Return the complete listing that follows, with each line reproduced exactly.

INPUT MATERIAL →
⁂
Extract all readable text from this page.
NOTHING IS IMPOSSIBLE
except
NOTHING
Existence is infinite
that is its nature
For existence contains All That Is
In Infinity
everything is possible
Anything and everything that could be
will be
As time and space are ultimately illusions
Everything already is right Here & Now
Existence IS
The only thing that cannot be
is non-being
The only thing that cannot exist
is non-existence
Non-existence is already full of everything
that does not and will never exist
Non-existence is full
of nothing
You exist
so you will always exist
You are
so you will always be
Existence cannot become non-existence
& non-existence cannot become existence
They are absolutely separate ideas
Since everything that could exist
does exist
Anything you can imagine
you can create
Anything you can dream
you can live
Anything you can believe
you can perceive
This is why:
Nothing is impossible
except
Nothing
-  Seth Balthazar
⁂
EXERCISE ANSWER →
Extract all readable text from this page.
NOTHING IS IMPOSSIBLE
except
NOTHING
Existence is infinite
that is its nature
For existence contains All That Is
In Infinity
everything is possible
Anything and everything that could be
will be
As time and space are ultimately illusions
Everything already is right Here & Now
Existence IS
The only thing that cannot be
is non-being
The only thing that cannot exist
is non-existence
Non-existence is already full of everything
that does not and will never exist
Non-existence is full
of nothing
You exist
so you will always exist
You are
so you will always be
Existence cannot become non-existence
& non-existence cannot become existence
They are absolutely separate ideas
Since everything that could exist
does exist
Anything you can imagine
you can create
Anything you can dream
you can live
Anything you can believe
you can perceive
This is why:
Nothing is impossible
except
Nothing
-  Seth Balthazar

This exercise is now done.